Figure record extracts
***
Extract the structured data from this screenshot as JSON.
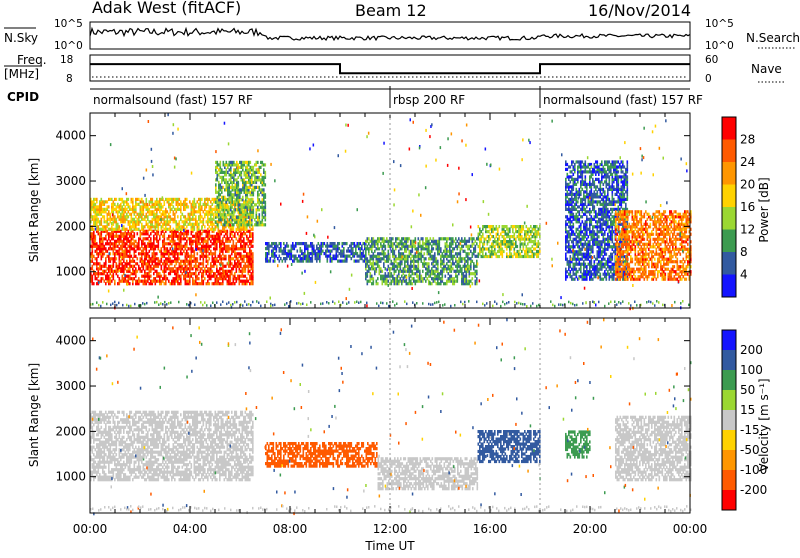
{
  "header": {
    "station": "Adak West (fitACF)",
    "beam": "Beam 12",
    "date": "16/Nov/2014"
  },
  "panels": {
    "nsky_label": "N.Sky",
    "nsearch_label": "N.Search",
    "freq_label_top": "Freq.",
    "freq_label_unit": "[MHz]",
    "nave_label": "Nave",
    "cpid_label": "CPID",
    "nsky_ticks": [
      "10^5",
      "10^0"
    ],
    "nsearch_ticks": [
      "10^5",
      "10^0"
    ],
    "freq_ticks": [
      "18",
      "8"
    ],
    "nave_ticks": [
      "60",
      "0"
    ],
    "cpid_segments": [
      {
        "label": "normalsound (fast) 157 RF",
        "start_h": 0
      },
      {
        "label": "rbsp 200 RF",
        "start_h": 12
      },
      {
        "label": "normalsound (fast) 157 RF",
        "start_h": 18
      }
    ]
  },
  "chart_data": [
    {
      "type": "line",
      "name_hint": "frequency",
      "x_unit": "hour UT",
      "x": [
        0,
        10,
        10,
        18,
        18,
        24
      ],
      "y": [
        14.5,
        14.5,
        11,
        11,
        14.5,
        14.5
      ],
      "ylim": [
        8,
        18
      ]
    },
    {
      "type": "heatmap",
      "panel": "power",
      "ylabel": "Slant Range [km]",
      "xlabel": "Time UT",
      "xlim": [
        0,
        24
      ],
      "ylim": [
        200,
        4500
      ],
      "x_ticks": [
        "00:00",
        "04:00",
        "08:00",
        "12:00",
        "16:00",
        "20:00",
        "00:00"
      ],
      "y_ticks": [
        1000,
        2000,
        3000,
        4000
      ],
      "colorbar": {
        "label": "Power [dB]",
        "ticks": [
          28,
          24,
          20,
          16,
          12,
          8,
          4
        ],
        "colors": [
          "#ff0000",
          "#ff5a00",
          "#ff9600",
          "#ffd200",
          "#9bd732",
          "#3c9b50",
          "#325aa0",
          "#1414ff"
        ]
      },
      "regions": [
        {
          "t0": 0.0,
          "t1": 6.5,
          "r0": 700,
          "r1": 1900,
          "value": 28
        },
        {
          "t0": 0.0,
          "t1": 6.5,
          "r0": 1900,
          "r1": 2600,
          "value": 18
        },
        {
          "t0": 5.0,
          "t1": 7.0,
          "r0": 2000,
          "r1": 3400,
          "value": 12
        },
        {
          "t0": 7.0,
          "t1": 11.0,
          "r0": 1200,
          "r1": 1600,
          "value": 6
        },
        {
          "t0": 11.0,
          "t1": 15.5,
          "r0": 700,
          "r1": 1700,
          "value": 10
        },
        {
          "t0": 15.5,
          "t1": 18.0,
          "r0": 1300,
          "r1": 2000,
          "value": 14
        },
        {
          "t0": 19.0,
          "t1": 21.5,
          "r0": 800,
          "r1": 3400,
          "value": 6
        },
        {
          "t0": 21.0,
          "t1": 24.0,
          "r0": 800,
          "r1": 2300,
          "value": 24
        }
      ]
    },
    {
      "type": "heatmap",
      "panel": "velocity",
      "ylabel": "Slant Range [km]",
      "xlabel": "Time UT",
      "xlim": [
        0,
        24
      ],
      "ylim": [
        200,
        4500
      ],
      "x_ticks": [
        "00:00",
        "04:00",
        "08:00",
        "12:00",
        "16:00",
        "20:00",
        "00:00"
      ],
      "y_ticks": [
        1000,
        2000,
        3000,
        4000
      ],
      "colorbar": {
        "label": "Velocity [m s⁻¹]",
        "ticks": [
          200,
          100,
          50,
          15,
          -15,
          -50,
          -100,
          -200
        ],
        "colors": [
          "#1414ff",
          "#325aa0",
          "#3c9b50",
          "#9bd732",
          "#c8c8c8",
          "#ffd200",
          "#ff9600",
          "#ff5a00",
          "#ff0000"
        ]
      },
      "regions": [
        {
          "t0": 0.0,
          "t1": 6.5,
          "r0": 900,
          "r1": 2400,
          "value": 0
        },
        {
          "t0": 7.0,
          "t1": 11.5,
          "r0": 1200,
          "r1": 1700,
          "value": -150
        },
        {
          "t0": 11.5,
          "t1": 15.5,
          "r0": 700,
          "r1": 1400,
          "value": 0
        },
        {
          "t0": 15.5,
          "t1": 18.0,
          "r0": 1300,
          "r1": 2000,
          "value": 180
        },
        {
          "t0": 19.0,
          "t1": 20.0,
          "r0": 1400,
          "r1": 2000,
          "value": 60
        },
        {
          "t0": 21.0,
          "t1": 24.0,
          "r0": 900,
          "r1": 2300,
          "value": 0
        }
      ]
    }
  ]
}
***
> [WHAT NEEDS TO BE DONE]: All records should be output exactly, with the pictures left out.

> [SOLUTION BELOW]:
Extract the structured data from this screenshot as JSON.
{
  "header": {
    "station": "Adak West (fitACF)",
    "beam": "Beam 12",
    "date": "16/Nov/2014"
  },
  "panels": {
    "nsky_label": "N.Sky",
    "nsearch_label": "N.Search",
    "freq_label_top": "Freq.",
    "freq_label_unit": "[MHz]",
    "nave_label": "Nave",
    "cpid_label": "CPID",
    "nsky_ticks": [
      "10^5",
      "10^0"
    ],
    "nsearch_ticks": [
      "10^5",
      "10^0"
    ],
    "freq_ticks": [
      "18",
      "8"
    ],
    "nave_ticks": [
      "60",
      "0"
    ],
    "cpid_segments": [
      {
        "label": "normalsound (fast) 157 RF",
        "start_h": 0
      },
      {
        "label": "rbsp 200 RF",
        "start_h": 12
      },
      {
        "label": "normalsound (fast) 157 RF",
        "start_h": 18
      }
    ]
  },
  "chart_data": [
    {
      "type": "line",
      "name_hint": "frequency",
      "x_unit": "hour UT",
      "x": [
        0,
        10,
        10,
        18,
        18,
        24
      ],
      "y": [
        14.5,
        14.5,
        11,
        11,
        14.5,
        14.5
      ],
      "ylim": [
        8,
        18
      ]
    },
    {
      "type": "heatmap",
      "panel": "power",
      "ylabel": "Slant Range [km]",
      "xlabel": "Time UT",
      "xlim": [
        0,
        24
      ],
      "ylim": [
        200,
        4500
      ],
      "x_ticks": [
        "00:00",
        "04:00",
        "08:00",
        "12:00",
        "16:00",
        "20:00",
        "00:00"
      ],
      "y_ticks": [
        1000,
        2000,
        3000,
        4000
      ],
      "colorbar": {
        "label": "Power [dB]",
        "ticks": [
          28,
          24,
          20,
          16,
          12,
          8,
          4
        ],
        "colors": [
          "#ff0000",
          "#ff5a00",
          "#ff9600",
          "#ffd200",
          "#9bd732",
          "#3c9b50",
          "#325aa0",
          "#1414ff"
        ]
      },
      "regions": [
        {
          "t0": 0.0,
          "t1": 6.5,
          "r0": 700,
          "r1": 1900,
          "value": 28
        },
        {
          "t0": 0.0,
          "t1": 6.5,
          "r0": 1900,
          "r1": 2600,
          "value": 18
        },
        {
          "t0": 5.0,
          "t1": 7.0,
          "r0": 2000,
          "r1": 3400,
          "value": 12
        },
        {
          "t0": 7.0,
          "t1": 11.0,
          "r0": 1200,
          "r1": 1600,
          "value": 6
        },
        {
          "t0": 11.0,
          "t1": 15.5,
          "r0": 700,
          "r1": 1700,
          "value": 10
        },
        {
          "t0": 15.5,
          "t1": 18.0,
          "r0": 1300,
          "r1": 2000,
          "value": 14
        },
        {
          "t0": 19.0,
          "t1": 21.5,
          "r0": 800,
          "r1": 3400,
          "value": 6
        },
        {
          "t0": 21.0,
          "t1": 24.0,
          "r0": 800,
          "r1": 2300,
          "value": 24
        }
      ]
    },
    {
      "type": "heatmap",
      "panel": "velocity",
      "ylabel": "Slant Range [km]",
      "xlabel": "Time UT",
      "xlim": [
        0,
        24
      ],
      "ylim": [
        200,
        4500
      ],
      "x_ticks": [
        "00:00",
        "04:00",
        "08:00",
        "12:00",
        "16:00",
        "20:00",
        "00:00"
      ],
      "y_ticks": [
        1000,
        2000,
        3000,
        4000
      ],
      "colorbar": {
        "label": "Velocity [m s⁻¹]",
        "ticks": [
          200,
          100,
          50,
          15,
          -15,
          -50,
          -100,
          -200
        ],
        "colors": [
          "#1414ff",
          "#325aa0",
          "#3c9b50",
          "#9bd732",
          "#c8c8c8",
          "#ffd200",
          "#ff9600",
          "#ff5a00",
          "#ff0000"
        ]
      },
      "regions": [
        {
          "t0": 0.0,
          "t1": 6.5,
          "r0": 900,
          "r1": 2400,
          "value": 0
        },
        {
          "t0": 7.0,
          "t1": 11.5,
          "r0": 1200,
          "r1": 1700,
          "value": -150
        },
        {
          "t0": 11.5,
          "t1": 15.5,
          "r0": 700,
          "r1": 1400,
          "value": 0
        },
        {
          "t0": 15.5,
          "t1": 18.0,
          "r0": 1300,
          "r1": 2000,
          "value": 180
        },
        {
          "t0": 19.0,
          "t1": 20.0,
          "r0": 1400,
          "r1": 2000,
          "value": 60
        },
        {
          "t0": 21.0,
          "t1": 24.0,
          "r0": 900,
          "r1": 2300,
          "value": 0
        }
      ]
    }
  ]
}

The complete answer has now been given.